*Exercise brief*. Reproduce the records verbatim, from their first line through the line containing "back-arrow-icon[interactable] (285, 229, 326, 270)", with both of those lines included.

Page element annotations
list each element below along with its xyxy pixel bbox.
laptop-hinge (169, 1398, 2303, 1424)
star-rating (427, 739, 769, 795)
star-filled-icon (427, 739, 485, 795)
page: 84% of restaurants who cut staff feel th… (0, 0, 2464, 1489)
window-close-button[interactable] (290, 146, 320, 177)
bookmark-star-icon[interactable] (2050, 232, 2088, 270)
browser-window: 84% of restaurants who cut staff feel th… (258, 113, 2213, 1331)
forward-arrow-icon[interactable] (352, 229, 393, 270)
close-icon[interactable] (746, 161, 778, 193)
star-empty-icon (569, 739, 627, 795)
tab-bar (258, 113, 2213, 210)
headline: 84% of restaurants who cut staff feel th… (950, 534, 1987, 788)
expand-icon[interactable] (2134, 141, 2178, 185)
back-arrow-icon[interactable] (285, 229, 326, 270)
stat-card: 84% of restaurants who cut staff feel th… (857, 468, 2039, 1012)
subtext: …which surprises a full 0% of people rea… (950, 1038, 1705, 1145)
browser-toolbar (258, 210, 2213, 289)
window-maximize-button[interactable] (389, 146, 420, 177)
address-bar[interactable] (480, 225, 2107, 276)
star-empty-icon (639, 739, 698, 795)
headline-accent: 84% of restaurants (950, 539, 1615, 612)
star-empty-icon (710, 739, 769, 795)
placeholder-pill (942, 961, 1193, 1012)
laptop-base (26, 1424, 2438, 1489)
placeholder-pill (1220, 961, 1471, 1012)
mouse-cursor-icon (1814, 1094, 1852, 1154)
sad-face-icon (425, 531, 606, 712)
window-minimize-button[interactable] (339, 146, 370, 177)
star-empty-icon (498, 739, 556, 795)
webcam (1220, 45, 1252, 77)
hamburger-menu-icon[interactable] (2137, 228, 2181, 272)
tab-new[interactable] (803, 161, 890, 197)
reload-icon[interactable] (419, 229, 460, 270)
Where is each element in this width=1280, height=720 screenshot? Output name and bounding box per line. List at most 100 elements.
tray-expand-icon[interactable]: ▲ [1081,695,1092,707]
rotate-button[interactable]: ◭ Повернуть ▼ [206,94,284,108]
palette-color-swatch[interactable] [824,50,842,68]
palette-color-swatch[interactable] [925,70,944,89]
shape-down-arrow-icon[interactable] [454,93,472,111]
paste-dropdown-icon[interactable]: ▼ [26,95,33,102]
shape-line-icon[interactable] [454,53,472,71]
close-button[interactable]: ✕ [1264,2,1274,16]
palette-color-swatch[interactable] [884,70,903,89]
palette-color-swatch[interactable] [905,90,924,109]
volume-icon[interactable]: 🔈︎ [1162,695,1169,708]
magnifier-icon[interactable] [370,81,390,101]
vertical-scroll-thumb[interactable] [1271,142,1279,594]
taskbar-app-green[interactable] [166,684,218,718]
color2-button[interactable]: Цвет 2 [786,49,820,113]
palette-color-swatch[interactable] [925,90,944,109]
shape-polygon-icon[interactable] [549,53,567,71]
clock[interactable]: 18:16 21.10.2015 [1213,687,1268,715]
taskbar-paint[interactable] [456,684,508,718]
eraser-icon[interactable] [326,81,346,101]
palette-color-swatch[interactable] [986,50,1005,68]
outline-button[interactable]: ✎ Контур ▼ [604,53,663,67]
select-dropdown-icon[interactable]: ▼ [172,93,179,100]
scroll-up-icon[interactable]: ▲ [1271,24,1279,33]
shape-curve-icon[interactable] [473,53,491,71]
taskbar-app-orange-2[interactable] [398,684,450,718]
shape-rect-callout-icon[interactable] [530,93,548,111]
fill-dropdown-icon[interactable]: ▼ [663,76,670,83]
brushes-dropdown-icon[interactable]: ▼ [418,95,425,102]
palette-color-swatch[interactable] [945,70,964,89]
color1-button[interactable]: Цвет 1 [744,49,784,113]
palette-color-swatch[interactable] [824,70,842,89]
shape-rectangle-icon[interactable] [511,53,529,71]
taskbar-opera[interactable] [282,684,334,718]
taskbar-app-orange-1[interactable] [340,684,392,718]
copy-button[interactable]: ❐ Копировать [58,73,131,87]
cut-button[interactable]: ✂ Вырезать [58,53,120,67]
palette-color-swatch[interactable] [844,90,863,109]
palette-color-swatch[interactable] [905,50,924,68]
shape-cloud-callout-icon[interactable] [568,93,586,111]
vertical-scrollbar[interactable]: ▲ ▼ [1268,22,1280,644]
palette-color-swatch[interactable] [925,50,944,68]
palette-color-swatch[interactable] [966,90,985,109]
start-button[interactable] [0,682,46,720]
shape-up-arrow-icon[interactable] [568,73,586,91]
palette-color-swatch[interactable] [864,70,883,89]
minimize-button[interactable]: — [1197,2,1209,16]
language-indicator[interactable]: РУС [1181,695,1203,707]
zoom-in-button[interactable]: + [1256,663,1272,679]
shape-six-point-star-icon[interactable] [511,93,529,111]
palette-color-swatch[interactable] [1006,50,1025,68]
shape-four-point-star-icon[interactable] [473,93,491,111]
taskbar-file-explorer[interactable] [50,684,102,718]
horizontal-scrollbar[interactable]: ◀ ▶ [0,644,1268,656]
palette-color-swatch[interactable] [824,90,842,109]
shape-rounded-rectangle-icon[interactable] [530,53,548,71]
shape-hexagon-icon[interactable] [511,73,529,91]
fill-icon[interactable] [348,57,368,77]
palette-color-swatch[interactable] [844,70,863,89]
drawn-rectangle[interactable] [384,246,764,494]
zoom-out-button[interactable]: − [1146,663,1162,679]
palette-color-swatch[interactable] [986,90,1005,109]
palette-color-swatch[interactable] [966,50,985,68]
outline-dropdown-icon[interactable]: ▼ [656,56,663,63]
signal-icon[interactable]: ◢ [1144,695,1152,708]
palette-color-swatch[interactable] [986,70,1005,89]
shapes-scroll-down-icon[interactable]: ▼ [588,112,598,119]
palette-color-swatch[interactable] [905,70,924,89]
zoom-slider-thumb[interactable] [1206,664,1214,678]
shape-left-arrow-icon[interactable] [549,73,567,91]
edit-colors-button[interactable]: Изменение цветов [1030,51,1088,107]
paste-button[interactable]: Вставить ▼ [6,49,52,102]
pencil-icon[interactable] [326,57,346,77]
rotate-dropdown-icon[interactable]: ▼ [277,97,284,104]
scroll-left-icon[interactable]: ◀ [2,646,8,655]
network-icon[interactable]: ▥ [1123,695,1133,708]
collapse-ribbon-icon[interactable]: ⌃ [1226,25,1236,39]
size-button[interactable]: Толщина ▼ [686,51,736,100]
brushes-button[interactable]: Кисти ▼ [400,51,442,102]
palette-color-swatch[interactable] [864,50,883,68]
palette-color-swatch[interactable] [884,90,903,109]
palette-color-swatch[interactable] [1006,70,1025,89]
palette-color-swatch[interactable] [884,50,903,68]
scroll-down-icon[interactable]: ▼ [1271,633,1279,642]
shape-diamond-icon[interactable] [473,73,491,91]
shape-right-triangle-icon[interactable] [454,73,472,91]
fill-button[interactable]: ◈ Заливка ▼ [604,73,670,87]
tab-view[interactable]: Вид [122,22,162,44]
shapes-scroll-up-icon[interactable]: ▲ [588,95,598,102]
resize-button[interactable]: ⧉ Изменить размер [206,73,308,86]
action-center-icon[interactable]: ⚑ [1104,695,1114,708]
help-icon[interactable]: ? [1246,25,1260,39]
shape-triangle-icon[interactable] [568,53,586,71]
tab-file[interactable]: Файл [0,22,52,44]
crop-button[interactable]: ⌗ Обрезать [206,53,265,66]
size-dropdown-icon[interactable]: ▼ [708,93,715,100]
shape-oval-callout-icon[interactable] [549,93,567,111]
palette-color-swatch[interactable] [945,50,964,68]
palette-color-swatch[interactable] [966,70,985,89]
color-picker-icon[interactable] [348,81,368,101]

*Answer below*.
list each element below along with its xyxy pixel bbox.
laptop-hinge (169, 1398, 2303, 1424)
star-rating (427, 739, 769, 795)
star-filled-icon (427, 739, 485, 795)
page: 84% of restaurants who cut staff feel th… (0, 0, 2464, 1489)
window-close-button[interactable] (290, 146, 320, 177)
bookmark-star-icon[interactable] (2050, 232, 2088, 270)
browser-window: 84% of restaurants who cut staff feel th… (258, 113, 2213, 1331)
forward-arrow-icon[interactable] (352, 229, 393, 270)
close-icon[interactable] (746, 161, 778, 193)
star-empty-icon (569, 739, 627, 795)
tab-bar (258, 113, 2213, 210)
headline: 84% of restaurants who cut staff feel th… (950, 534, 1987, 788)
expand-icon[interactable] (2134, 141, 2178, 185)
back-arrow-icon[interactable] (285, 229, 326, 270)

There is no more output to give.